**Given data:**
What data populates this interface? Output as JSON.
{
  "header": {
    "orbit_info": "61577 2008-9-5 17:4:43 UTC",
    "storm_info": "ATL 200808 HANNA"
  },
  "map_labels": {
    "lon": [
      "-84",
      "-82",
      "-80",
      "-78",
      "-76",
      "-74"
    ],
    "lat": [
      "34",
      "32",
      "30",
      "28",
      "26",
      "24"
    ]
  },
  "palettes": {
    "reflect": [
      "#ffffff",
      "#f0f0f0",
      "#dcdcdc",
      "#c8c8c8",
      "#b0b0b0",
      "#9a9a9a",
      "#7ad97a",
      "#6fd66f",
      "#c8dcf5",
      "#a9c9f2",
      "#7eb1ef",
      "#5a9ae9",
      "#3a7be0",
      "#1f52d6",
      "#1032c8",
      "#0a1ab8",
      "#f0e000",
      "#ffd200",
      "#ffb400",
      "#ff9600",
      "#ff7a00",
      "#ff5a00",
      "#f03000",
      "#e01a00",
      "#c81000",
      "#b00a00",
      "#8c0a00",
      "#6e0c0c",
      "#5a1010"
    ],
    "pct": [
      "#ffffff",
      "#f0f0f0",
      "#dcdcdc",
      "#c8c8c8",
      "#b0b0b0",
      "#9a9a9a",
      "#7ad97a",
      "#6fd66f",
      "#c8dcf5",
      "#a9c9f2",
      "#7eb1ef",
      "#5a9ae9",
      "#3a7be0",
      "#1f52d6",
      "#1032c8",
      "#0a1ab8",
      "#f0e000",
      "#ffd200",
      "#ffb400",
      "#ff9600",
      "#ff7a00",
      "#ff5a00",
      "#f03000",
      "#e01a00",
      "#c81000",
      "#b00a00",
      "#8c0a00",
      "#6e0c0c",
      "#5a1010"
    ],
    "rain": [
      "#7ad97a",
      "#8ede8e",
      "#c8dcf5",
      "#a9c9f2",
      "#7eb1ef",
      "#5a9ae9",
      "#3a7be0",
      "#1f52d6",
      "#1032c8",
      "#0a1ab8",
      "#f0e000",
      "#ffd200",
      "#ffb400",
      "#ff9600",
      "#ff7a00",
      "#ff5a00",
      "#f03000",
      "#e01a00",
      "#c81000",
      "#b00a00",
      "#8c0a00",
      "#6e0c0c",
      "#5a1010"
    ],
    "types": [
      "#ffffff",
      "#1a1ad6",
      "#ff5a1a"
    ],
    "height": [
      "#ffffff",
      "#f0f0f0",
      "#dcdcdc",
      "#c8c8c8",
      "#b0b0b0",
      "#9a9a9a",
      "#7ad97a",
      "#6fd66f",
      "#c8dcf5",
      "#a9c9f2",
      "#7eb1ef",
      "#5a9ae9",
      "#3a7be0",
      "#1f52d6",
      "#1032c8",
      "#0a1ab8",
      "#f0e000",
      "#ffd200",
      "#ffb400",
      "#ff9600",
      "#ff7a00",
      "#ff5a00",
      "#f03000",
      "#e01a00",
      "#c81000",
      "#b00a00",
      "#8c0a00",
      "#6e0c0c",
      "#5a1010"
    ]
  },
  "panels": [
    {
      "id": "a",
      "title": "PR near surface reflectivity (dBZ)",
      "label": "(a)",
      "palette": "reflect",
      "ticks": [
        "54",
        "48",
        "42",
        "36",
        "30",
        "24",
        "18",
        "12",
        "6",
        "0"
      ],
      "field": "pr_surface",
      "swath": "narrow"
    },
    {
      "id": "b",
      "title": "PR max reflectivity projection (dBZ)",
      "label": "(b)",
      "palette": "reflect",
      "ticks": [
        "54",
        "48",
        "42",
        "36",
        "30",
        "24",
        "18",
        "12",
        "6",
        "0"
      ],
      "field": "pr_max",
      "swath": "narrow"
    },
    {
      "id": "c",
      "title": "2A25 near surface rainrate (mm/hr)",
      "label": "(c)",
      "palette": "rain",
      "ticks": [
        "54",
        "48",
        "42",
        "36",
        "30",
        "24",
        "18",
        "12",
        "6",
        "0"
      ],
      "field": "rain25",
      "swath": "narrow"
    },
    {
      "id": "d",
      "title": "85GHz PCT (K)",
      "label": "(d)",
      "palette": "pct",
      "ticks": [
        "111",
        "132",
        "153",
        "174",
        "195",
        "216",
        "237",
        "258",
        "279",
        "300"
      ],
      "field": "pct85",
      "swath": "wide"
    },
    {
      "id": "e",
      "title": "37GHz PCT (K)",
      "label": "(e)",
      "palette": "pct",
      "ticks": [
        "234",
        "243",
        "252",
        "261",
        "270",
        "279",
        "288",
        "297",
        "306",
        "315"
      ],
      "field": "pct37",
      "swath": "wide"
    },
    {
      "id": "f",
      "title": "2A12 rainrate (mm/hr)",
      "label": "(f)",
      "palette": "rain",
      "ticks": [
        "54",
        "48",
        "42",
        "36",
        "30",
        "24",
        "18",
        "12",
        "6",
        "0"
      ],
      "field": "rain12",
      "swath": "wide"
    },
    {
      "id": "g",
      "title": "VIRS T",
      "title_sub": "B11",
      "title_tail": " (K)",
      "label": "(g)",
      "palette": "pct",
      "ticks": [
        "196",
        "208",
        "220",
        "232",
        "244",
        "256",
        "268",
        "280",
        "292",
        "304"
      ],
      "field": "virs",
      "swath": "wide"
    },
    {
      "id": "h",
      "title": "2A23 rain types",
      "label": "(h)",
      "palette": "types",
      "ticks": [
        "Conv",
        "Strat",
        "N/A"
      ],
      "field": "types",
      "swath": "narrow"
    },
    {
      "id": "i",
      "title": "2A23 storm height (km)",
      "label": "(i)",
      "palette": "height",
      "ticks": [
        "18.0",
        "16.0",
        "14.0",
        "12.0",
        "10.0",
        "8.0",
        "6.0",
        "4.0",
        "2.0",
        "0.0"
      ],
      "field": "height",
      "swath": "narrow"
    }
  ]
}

**What to do:** Extract the full listing and reproduce each line exactly.

**Written solution:**
What data populates this interface? Output as JSON.
{
  "header": {
    "orbit_info": "61577 2008-9-5 17:4:43 UTC",
    "storm_info": "ATL 200808 HANNA"
  },
  "map_labels": {
    "lon": [
      "-84",
      "-82",
      "-80",
      "-78",
      "-76",
      "-74"
    ],
    "lat": [
      "34",
      "32",
      "30",
      "28",
      "26",
      "24"
    ]
  },
  "palettes": {
    "reflect": [
      "#ffffff",
      "#f0f0f0",
      "#dcdcdc",
      "#c8c8c8",
      "#b0b0b0",
      "#9a9a9a",
      "#7ad97a",
      "#6fd66f",
      "#c8dcf5",
      "#a9c9f2",
      "#7eb1ef",
      "#5a9ae9",
      "#3a7be0",
      "#1f52d6",
      "#1032c8",
      "#0a1ab8",
      "#f0e000",
      "#ffd200",
      "#ffb400",
      "#ff9600",
      "#ff7a00",
      "#ff5a00",
      "#f03000",
      "#e01a00",
      "#c81000",
      "#b00a00",
      "#8c0a00",
      "#6e0c0c",
      "#5a1010"
    ],
    "pct": [
      "#ffffff",
      "#f0f0f0",
      "#dcdcdc",
      "#c8c8c8",
      "#b0b0b0",
      "#9a9a9a",
      "#7ad97a",
      "#6fd66f",
      "#c8dcf5",
      "#a9c9f2",
      "#7eb1ef",
      "#5a9ae9",
      "#3a7be0",
      "#1f52d6",
      "#1032c8",
      "#0a1ab8",
      "#f0e000",
      "#ffd200",
      "#ffb400",
      "#ff9600",
      "#ff7a00",
      "#ff5a00",
      "#f03000",
      "#e01a00",
      "#c81000",
      "#b00a00",
      "#8c0a00",
      "#6e0c0c",
      "#5a1010"
    ],
    "rain": [
      "#7ad97a",
      "#8ede8e",
      "#c8dcf5",
      "#a9c9f2",
      "#7eb1ef",
      "#5a9ae9",
      "#3a7be0",
      "#1f52d6",
      "#1032c8",
      "#0a1ab8",
      "#f0e000",
      "#ffd200",
      "#ffb400",
      "#ff9600",
      "#ff7a00",
      "#ff5a00",
      "#f03000",
      "#e01a00",
      "#c81000",
      "#b00a00",
      "#8c0a00",
      "#6e0c0c",
      "#5a1010"
    ],
    "types": [
      "#ffffff",
      "#1a1ad6",
      "#ff5a1a"
    ],
    "height": [
      "#ffffff",
      "#f0f0f0",
      "#dcdcdc",
      "#c8c8c8",
      "#b0b0b0",
      "#9a9a9a",
      "#7ad97a",
      "#6fd66f",
      "#c8dcf5",
      "#a9c9f2",
      "#7eb1ef",
      "#5a9ae9",
      "#3a7be0",
      "#1f52d6",
      "#1032c8",
      "#0a1ab8",
      "#f0e000",
      "#ffd200",
      "#ffb400",
      "#ff9600",
      "#ff7a00",
      "#ff5a00",
      "#f03000",
      "#e01a00",
      "#c81000",
      "#b00a00",
      "#8c0a00",
      "#6e0c0c",
      "#5a1010"
    ]
  },
  "panels": [
    {
      "id": "a",
      "title": "PR near surface reflectivity (dBZ)",
      "label": "(a)",
      "palette": "reflect",
      "ticks": [
        "54",
        "48",
        "42",
        "36",
        "30",
        "24",
        "18",
        "12",
        "6",
        "0"
      ],
      "field": "pr_surface",
      "swath": "narrow"
    },
    {
      "id": "b",
      "title": "PR max reflectivity projection (dBZ)",
      "label": "(b)",
      "palette": "reflect",
      "ticks": [
        "54",
        "48",
        "42",
        "36",
        "30",
        "24",
        "18",
        "12",
        "6",
        "0"
      ],
      "field": "pr_max",
      "swath": "narrow"
    },
    {
      "id": "c",
      "title": "2A25 near surface rainrate (mm/hr)",
      "label": "(c)",
      "palette": "rain",
      "ticks": [
        "54",
        "48",
        "42",
        "36",
        "30",
        "24",
        "18",
        "12",
        "6",
        "0"
      ],
      "field": "rain25",
      "swath": "narrow"
    },
    {
      "id": "d",
      "title": "85GHz PCT (K)",
      "label": "(d)",
      "palette": "pct",
      "ticks": [
        "111",
        "132",
        "153",
        "174",
        "195",
        "216",
        "237",
        "258",
        "279",
        "300"
      ],
      "field": "pct85",
      "swath": "wide"
    },
    {
      "id": "e",
      "title": "37GHz PCT (K)",
      "label": "(e)",
      "palette": "pct",
      "ticks": [
        "234",
        "243",
        "252",
        "261",
        "270",
        "279",
        "288",
        "297",
        "306",
        "315"
      ],
      "field": "pct37",
      "swath": "wide"
    },
    {
      "id": "f",
      "title": "2A12 rainrate (mm/hr)",
      "label": "(f)",
      "palette": "rain",
      "ticks": [
        "54",
        "48",
        "42",
        "36",
        "30",
        "24",
        "18",
        "12",
        "6",
        "0"
      ],
      "field": "rain12",
      "swath": "wide"
    },
    {
      "id": "g",
      "title": "VIRS T",
      "title_sub": "B11",
      "title_tail": " (K)",
      "label": "(g)",
      "palette": "pct",
      "ticks": [
        "196",
        "208",
        "220",
        "232",
        "244",
        "256",
        "268",
        "280",
        "292",
        "304"
      ],
      "field": "virs",
      "swath": "wide"
    },
    {
      "id": "h",
      "title": "2A23 rain types",
      "label": "(h)",
      "palette": "types",
      "ticks": [
        "Conv",
        "Strat",
        "N/A"
      ],
      "field": "types",
      "swath": "narrow"
    },
    {
      "id": "i",
      "title": "2A23 storm height (km)",
      "label": "(i)",
      "palette": "height",
      "ticks": [
        "18.0",
        "16.0",
        "14.0",
        "12.0",
        "10.0",
        "8.0",
        "6.0",
        "4.0",
        "2.0",
        "0.0"
      ],
      "field": "height",
      "swath": "narrow"
    }
  ]
}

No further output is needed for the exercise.